(Exercise goal)
Output every record below exactly as it appears.

(Input data)

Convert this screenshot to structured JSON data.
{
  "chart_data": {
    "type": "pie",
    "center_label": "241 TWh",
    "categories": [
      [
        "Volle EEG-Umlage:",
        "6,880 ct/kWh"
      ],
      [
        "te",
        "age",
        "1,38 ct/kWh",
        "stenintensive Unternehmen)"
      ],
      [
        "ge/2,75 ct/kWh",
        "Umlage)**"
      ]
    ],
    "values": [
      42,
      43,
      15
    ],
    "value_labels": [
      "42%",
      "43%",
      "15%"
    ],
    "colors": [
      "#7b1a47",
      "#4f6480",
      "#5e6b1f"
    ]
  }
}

(Full response)
Convert this screenshot to structured JSON data.
{
  "chart_data": {
    "type": "pie",
    "center_label": "241 TWh",
    "categories": [
      [
        "Volle EEG-Umlage:",
        "6,880 ct/kWh"
      ],
      [
        "te",
        "age",
        "1,38 ct/kWh",
        "stenintensive Unternehmen)"
      ],
      [
        "ge/2,75 ct/kWh",
        "Umlage)**"
      ]
    ],
    "values": [
      42,
      43,
      15
    ],
    "value_labels": [
      "42%",
      "43%",
      "15%"
    ],
    "colors": [
      "#7b1a47",
      "#4f6480",
      "#5e6b1f"
    ]
  }
}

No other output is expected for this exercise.